* [What you need to do] Quote the whole listing verbatim.

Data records

● ● ● ● ●

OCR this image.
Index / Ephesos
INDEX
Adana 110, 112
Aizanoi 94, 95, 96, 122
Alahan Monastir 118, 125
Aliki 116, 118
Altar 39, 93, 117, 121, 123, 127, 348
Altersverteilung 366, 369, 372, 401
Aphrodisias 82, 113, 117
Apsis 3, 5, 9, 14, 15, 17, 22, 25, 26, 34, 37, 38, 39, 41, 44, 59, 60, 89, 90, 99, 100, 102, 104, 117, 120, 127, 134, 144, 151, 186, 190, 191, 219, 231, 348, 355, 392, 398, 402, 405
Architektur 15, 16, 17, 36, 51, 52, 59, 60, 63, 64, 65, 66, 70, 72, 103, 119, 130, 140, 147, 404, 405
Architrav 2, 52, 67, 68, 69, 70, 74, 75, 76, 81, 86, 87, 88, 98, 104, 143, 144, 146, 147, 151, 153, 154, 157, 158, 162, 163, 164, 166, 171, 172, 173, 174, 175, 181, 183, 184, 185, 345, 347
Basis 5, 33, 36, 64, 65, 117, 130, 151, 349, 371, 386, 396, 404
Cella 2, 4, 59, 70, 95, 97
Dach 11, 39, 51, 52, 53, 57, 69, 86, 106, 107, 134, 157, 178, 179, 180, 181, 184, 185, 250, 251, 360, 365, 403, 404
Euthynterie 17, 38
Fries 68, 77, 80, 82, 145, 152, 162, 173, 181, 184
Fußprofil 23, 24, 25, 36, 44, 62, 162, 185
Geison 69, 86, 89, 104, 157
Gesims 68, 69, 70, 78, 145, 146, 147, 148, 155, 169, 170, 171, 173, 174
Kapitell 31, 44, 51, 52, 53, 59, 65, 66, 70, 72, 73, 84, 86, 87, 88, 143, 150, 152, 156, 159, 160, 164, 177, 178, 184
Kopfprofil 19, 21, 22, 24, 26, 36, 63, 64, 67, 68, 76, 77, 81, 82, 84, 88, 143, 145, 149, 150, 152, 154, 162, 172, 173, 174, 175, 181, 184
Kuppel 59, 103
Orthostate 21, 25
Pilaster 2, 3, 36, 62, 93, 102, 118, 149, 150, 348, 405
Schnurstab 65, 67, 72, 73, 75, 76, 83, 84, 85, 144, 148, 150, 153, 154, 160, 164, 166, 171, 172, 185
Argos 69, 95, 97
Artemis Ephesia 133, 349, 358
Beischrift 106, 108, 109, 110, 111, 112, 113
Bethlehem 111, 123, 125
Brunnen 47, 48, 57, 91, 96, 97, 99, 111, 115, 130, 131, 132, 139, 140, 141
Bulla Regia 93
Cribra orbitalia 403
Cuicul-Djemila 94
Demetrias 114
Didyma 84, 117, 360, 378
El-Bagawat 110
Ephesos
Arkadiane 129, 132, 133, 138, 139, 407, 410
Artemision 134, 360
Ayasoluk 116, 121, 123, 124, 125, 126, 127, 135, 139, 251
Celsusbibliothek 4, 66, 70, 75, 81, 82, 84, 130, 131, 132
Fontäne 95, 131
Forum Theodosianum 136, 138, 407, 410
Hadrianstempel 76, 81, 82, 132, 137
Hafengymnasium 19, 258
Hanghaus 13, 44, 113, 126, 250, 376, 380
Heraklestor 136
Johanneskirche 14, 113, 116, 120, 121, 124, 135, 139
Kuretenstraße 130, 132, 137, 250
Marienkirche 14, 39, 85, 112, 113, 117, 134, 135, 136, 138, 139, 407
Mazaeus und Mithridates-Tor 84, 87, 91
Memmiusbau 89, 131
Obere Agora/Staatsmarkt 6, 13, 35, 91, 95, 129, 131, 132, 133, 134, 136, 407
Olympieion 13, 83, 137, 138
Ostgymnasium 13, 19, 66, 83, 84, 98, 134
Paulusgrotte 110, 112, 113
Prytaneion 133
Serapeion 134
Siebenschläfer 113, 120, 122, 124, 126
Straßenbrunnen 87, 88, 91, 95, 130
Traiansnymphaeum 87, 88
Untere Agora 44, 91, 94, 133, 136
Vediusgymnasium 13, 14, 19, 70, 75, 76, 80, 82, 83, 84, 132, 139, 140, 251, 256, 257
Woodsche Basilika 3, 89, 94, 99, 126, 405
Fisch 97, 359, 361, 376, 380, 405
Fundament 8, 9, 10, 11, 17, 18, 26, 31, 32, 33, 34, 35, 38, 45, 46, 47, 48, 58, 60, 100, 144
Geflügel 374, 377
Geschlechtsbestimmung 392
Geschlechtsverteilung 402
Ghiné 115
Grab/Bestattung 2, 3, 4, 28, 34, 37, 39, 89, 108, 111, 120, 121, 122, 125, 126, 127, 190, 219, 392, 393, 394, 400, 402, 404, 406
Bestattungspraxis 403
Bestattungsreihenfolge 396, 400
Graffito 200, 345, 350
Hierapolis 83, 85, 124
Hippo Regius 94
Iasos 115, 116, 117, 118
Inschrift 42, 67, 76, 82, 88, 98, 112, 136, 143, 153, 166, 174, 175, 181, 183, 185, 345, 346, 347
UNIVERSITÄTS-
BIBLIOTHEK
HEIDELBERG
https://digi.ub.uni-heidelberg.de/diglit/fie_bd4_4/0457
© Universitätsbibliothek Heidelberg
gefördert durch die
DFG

● ● ● ● ●

* [Solution]
OCR this image.
Index / Ephesos
INDEX
Adana 110, 112
Aizanoi 94, 95, 96, 122
Alahan Monastir 118, 125
Aliki 116, 118
Altar 39, 93, 117, 121, 123, 127, 348
Altersverteilung 366, 369, 372, 401
Aphrodisias 82, 113, 117
Apsis 3, 5, 9, 14, 15, 17, 22, 25, 26, 34, 37, 38, 39, 41, 44, 59, 60, 89, 90, 99, 100, 102, 104, 117, 120, 127, 134, 144, 151, 186, 190, 191, 219, 231, 348, 355, 392, 398, 402, 405
Architektur 15, 16, 17, 36, 51, 52, 59, 60, 63, 64, 65, 66, 70, 72, 103, 119, 130, 140, 147, 404, 405
Architrav 2, 52, 67, 68, 69, 70, 74, 75, 76, 81, 86, 87, 88, 98, 104, 143, 144, 146, 147, 151, 153, 154, 157, 158, 162, 163, 164, 166, 171, 172, 173, 174, 175, 181, 183, 184, 185, 345, 347
Basis 5, 33, 36, 64, 65, 117, 130, 151, 349, 371, 386, 396, 404
Cella 2, 4, 59, 70, 95, 97
Dach 11, 39, 51, 52, 53, 57, 69, 86, 106, 107, 134, 157, 178, 179, 180, 181, 184, 185, 250, 251, 360, 365, 403, 404
Euthynterie 17, 38
Fries 68, 77, 80, 82, 145, 152, 162, 173, 181, 184
Fußprofil 23, 24, 25, 36, 44, 62, 162, 185
Geison 69, 86, 89, 104, 157
Gesims 68, 69, 70, 78, 145, 146, 147, 148, 155, 169, 170, 171, 173, 174
Kapitell 31, 44, 51, 52, 53, 59, 65, 66, 70, 72, 73, 84, 86, 87, 88, 143, 150, 152, 156, 159, 160, 164, 177, 178, 184
Kopfprofil 19, 21, 22, 24, 26, 36, 63, 64, 67, 68, 76, 77, 81, 82, 84, 88, 143, 145, 149, 150, 152, 154, 162, 172, 173, 174, 175, 181, 184
Kuppel 59, 103
Orthostate 21, 25
Pilaster 2, 3, 36, 62, 93, 102, 118, 149, 150, 348, 405
Schnurstab 65, 67, 72, 73, 75, 76, 83, 84, 85, 144, 148, 150, 153, 154, 160, 164, 166, 171, 172, 185
Argos 69, 95, 97
Artemis Ephesia 133, 349, 358
Beischrift 106, 108, 109, 110, 111, 112, 113
Bethlehem 111, 123, 125
Brunnen 47, 48, 57, 91, 96, 97, 99, 111, 115, 130, 131, 132, 139, 140, 141
Bulla Regia 93
Cribra orbitalia 403
Cuicul-Djemila 94
Demetrias 114
Didyma 84, 117, 360, 378
El-Bagawat 110
Ephesos
Arkadiane 129, 132, 133, 138, 139, 407, 410
Artemision 134, 360
Ayasoluk 116, 121, 123, 124, 125, 126, 127, 135, 139, 251
Celsusbibliothek 4, 66, 70, 75, 81, 82, 84, 130, 131, 132
Fontäne 95, 131
Forum Theodosianum 136, 138, 407, 410
Hadrianstempel 76, 81, 82, 132, 137
Hafengymnasium 19, 258
Hanghaus 13, 44, 113, 126, 250, 376, 380
Heraklestor 136
Johanneskirche 14, 113, 116, 120, 121, 124, 135, 139
Kuretenstraße 130, 132, 137, 250
Marienkirche 14, 39, 85, 112, 113, 117, 134, 135, 136, 138, 139, 407
Mazaeus und Mithridates-Tor 84, 87, 91
Memmiusbau 89, 131
Obere Agora/Staatsmarkt 6, 13, 35, 91, 95, 129, 131, 132, 133, 134, 136, 407
Olympieion 13, 83, 137, 138
Ostgymnasium 13, 19, 66, 83, 84, 98, 134
Paulusgrotte 110, 112, 113
Prytaneion 133
Serapeion 134
Siebenschläfer 113, 120, 122, 124, 126
Straßenbrunnen 87, 88, 91, 95, 130
Traiansnymphaeum 87, 88
Untere Agora 44, 91, 94, 133, 136
Vediusgymnasium 13, 14, 19, 70, 75, 76, 80, 82, 83, 84, 132, 139, 140, 251, 256, 257
Woodsche Basilika 3, 89, 94, 99, 126, 405
Fisch 97, 359, 361, 376, 380, 405
Fundament 8, 9, 10, 11, 17, 18, 26, 31, 32, 33, 34, 35, 38, 45, 46, 47, 48, 58, 60, 100, 144
Geflügel 374, 377
Geschlechtsbestimmung 392
Geschlechtsverteilung 402
Ghiné 115
Grab/Bestattung 2, 3, 4, 28, 34, 37, 39, 89, 108, 111, 120, 121, 122, 125, 126, 127, 190, 219, 392, 393, 394, 400, 402, 404, 406
Bestattungspraxis 403
Bestattungsreihenfolge 396, 400
Graffito 200, 345, 350
Hierapolis 83, 85, 124
Hippo Regius 94
Iasos 115, 116, 117, 118
Inschrift 42, 67, 76, 82, 88, 98, 112, 136, 143, 153, 166, 174, 175, 181, 183, 185, 345, 346, 347
UNIVERSITÄTS-
BIBLIOTHEK
HEIDELBERG
https://digi.ub.uni-heidelberg.de/diglit/fie_bd4_4/0457
© Universitätsbibliothek Heidelberg
gefördert durch die
DFG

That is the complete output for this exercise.